— Task details —
Copy out each line of the material in which the word "deactivate" appears.

[Lines of data]
• • •
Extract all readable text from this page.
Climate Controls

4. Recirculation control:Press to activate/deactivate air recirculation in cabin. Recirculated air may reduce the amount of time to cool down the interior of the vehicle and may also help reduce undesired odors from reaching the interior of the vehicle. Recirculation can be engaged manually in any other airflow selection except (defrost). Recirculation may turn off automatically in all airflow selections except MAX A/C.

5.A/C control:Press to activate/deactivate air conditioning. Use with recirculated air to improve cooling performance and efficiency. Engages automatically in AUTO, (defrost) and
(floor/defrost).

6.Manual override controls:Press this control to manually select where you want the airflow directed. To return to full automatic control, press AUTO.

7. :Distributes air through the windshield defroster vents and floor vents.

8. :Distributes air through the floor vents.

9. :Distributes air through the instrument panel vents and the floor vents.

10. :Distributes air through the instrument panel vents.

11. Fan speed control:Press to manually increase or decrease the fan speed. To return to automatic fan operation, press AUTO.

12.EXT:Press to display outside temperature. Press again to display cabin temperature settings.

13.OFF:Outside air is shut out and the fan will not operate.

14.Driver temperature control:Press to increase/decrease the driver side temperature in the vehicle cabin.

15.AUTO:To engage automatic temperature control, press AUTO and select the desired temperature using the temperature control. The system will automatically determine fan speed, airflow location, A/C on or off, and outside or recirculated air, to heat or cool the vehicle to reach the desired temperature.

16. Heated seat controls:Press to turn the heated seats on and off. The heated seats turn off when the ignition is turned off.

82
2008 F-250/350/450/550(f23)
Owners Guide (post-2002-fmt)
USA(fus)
• • •
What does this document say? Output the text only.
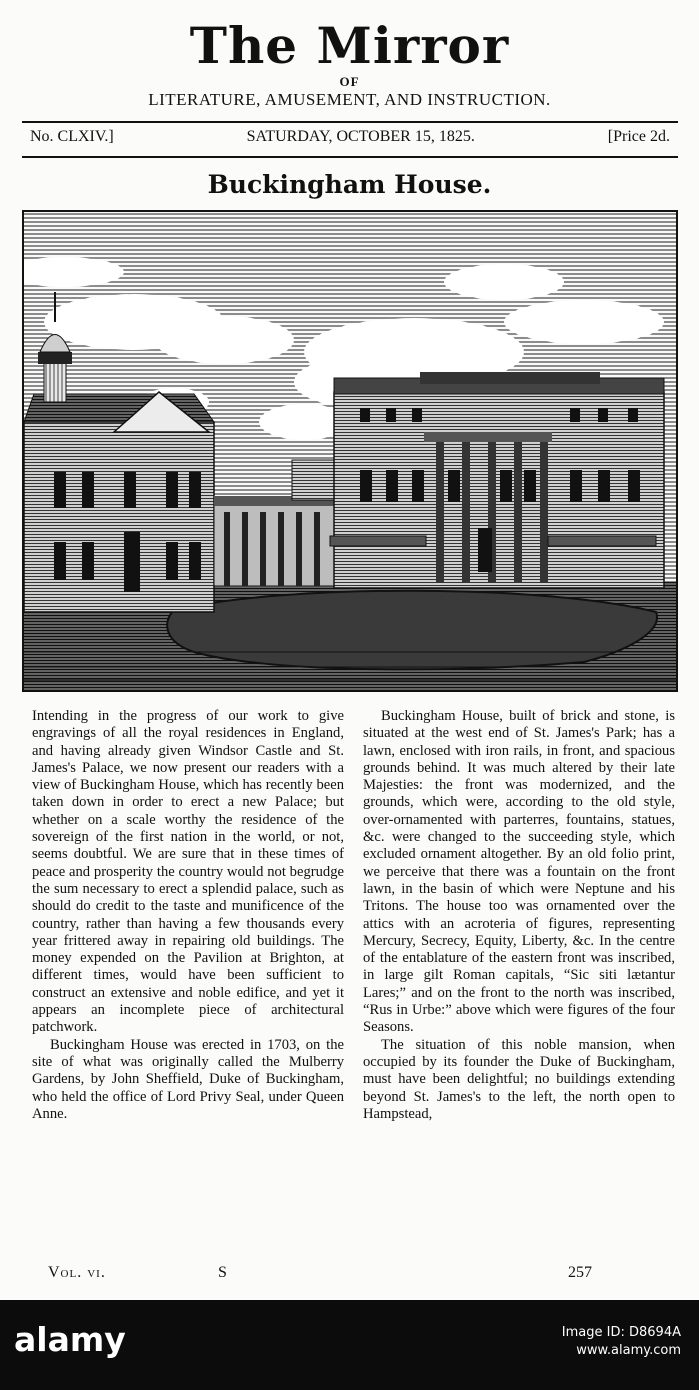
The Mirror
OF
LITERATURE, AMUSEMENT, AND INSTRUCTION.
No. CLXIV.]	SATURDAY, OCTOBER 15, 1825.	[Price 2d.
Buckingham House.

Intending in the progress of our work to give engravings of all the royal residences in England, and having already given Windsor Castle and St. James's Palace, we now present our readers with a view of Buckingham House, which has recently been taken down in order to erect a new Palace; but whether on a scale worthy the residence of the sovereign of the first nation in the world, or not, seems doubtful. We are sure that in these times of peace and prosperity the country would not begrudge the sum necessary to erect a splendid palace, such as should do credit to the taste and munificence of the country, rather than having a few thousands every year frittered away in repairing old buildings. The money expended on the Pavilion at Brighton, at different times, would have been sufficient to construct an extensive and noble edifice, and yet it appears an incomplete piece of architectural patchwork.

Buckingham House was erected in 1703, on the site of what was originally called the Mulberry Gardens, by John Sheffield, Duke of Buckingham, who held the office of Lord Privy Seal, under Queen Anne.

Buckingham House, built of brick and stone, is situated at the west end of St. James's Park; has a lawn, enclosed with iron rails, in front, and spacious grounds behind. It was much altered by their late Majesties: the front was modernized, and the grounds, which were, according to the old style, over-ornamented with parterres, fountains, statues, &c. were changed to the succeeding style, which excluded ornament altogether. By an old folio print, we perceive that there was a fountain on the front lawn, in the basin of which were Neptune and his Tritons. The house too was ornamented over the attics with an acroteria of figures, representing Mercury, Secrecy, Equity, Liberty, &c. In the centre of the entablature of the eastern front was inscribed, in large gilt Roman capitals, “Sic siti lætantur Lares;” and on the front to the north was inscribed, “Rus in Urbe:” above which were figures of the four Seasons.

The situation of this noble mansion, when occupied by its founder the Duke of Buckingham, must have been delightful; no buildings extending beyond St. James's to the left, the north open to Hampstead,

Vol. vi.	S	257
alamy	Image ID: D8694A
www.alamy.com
• • •
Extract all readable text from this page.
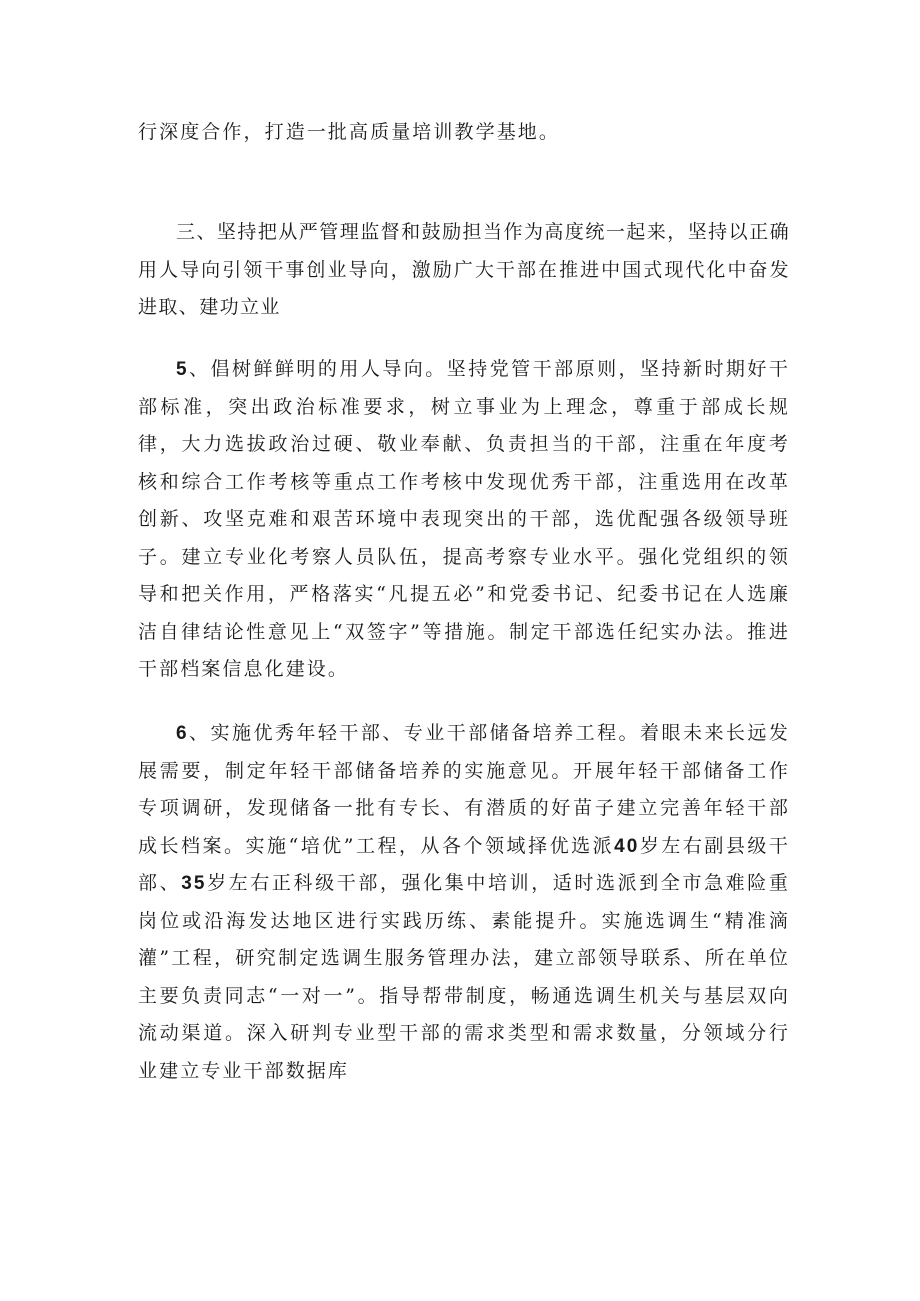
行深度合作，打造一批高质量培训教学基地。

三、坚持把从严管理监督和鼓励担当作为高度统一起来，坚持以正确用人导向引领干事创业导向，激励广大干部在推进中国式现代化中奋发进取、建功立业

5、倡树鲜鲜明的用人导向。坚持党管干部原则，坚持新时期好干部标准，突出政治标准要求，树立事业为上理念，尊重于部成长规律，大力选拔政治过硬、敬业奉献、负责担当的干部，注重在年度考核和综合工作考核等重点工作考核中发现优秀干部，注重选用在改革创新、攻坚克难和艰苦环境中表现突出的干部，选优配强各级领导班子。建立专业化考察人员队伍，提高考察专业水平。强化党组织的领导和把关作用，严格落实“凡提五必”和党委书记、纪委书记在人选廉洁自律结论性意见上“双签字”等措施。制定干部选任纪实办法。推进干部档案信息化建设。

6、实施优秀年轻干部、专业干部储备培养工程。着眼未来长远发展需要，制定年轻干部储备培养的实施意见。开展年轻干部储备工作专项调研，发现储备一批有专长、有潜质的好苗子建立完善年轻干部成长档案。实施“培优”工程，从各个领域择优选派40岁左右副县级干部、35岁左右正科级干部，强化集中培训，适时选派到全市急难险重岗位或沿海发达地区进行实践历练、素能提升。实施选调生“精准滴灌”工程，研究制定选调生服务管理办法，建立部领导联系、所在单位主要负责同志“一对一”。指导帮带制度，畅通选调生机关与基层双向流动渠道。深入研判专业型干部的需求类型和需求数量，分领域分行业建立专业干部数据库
• • •
— Solved problem —
4. Recirculation control:Press to activate/deactivate air recirculation in cabin. Recirculated air may reduce the amount of time to cool down the interior of the vehicle and may also help reduce undesired odors from reaching the interior of the vehicle. Recirculation can be engaged manually in any other airflow selection except (defrost). Recirculation may turn off automatically in all airflow selections except MAX A/C.
5.A/C control:Press to activate/deactivate air conditioning. Use with recirculated air to improve cooling performance and efficiency. Engages automatically in AUTO, (defrost) and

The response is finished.